GIVEN EXERCISE
Pull every line containing "form" from the entries.

------------------------------------------------

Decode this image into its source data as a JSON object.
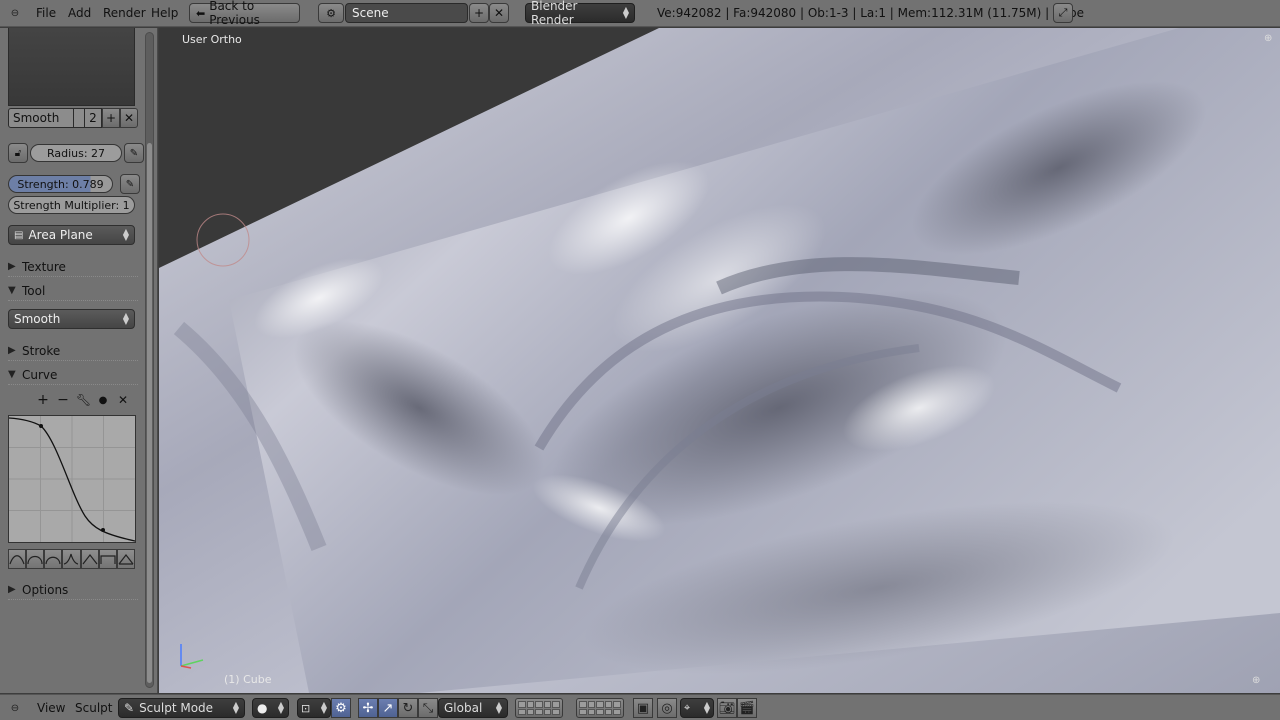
{
  "top_menu": {
    "file": "File",
    "add": "Add",
    "render": "Render",
    "help": "Help",
    "back_to_previous": "Back to Previous",
    "scene": "Scene",
    "render_engine": "Blender Render",
    "stats": "Ve:942082 | Fa:942080 | Ob:1-3 | La:1 | Mem:112.31M (11.75M) | Cube"
  },
  "tool_panel": {
    "brush_name": "Smooth",
    "brush_users": "2",
    "radius": "Radius: 27",
    "strength": "Strength: 0.789",
    "strength_fill": 0.789,
    "strength_multiplier": "Strength Multiplier: 1",
    "sculpt_plane": "Area Plane",
    "sections": {
      "texture": "Texture",
      "tool": "Tool",
      "stroke": "Stroke",
      "curve": "Curve",
      "options": "Options"
    },
    "tool_value": "Smooth"
  },
  "viewport": {
    "view_label": "User Ortho",
    "object_label": "(1) Cube"
  },
  "bottom_bar": {
    "view": "View",
    "sculpt": "Sculpt",
    "mode": "Sculpt Mode",
    "orientation": "Global"
  },
  "colors": {
    "header": "#727272",
    "viewport_bg": "#393939",
    "mesh": "#b4b6c6",
    "accent": "#6d7fa6"
  }
}
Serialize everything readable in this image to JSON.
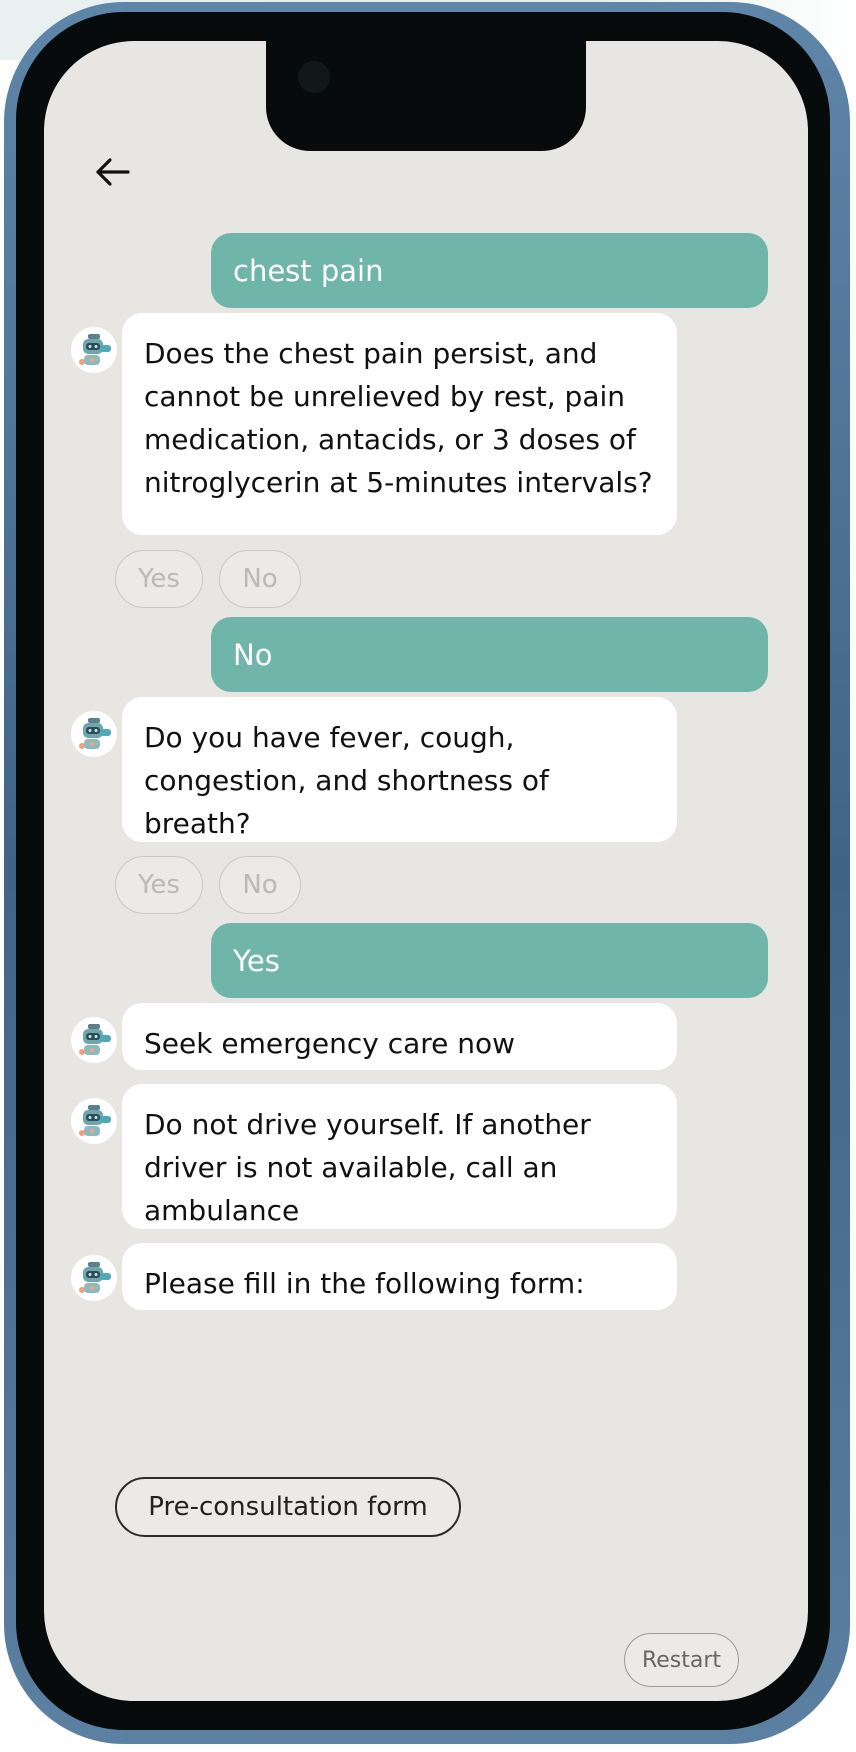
{
  "chat": {
    "messages": [
      {
        "role": "user",
        "text": "chest pain"
      },
      {
        "role": "bot",
        "text": "Does the chest pain persist, and cannot be unrelieved by rest, pain medication, antacids, or 3 doses of nitroglycerin at 5-minutes intervals?"
      },
      {
        "role": "user",
        "text": "No"
      },
      {
        "role": "bot",
        "text": "Do you have fever, cough, congestion, and shortness of breath?"
      },
      {
        "role": "user",
        "text": "Yes"
      },
      {
        "role": "bot",
        "text": "Seek emergency care now"
      },
      {
        "role": "bot",
        "text": "Do not drive yourself. If another driver is not available, call an ambulance"
      },
      {
        "role": "bot",
        "text": "Please fill in the following form:"
      }
    ],
    "quick_replies": {
      "yes": "Yes",
      "no": "No"
    },
    "form_button": "Pre-consultation form",
    "restart_button": "Restart"
  },
  "icons": {
    "back": "arrow-left-icon",
    "bot_avatar": "robot-doctor-icon"
  },
  "colors": {
    "user_bubble": "#6fb5a9",
    "screen_background": "#e8e6e3",
    "bot_bubble": "#ffffff",
    "frame": "#4a6f92"
  }
}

------------------------------------------------

WRITTEN SOLUTION
        "text": "Please fill in the following form:"
    "form_button": "Pre-consultation form",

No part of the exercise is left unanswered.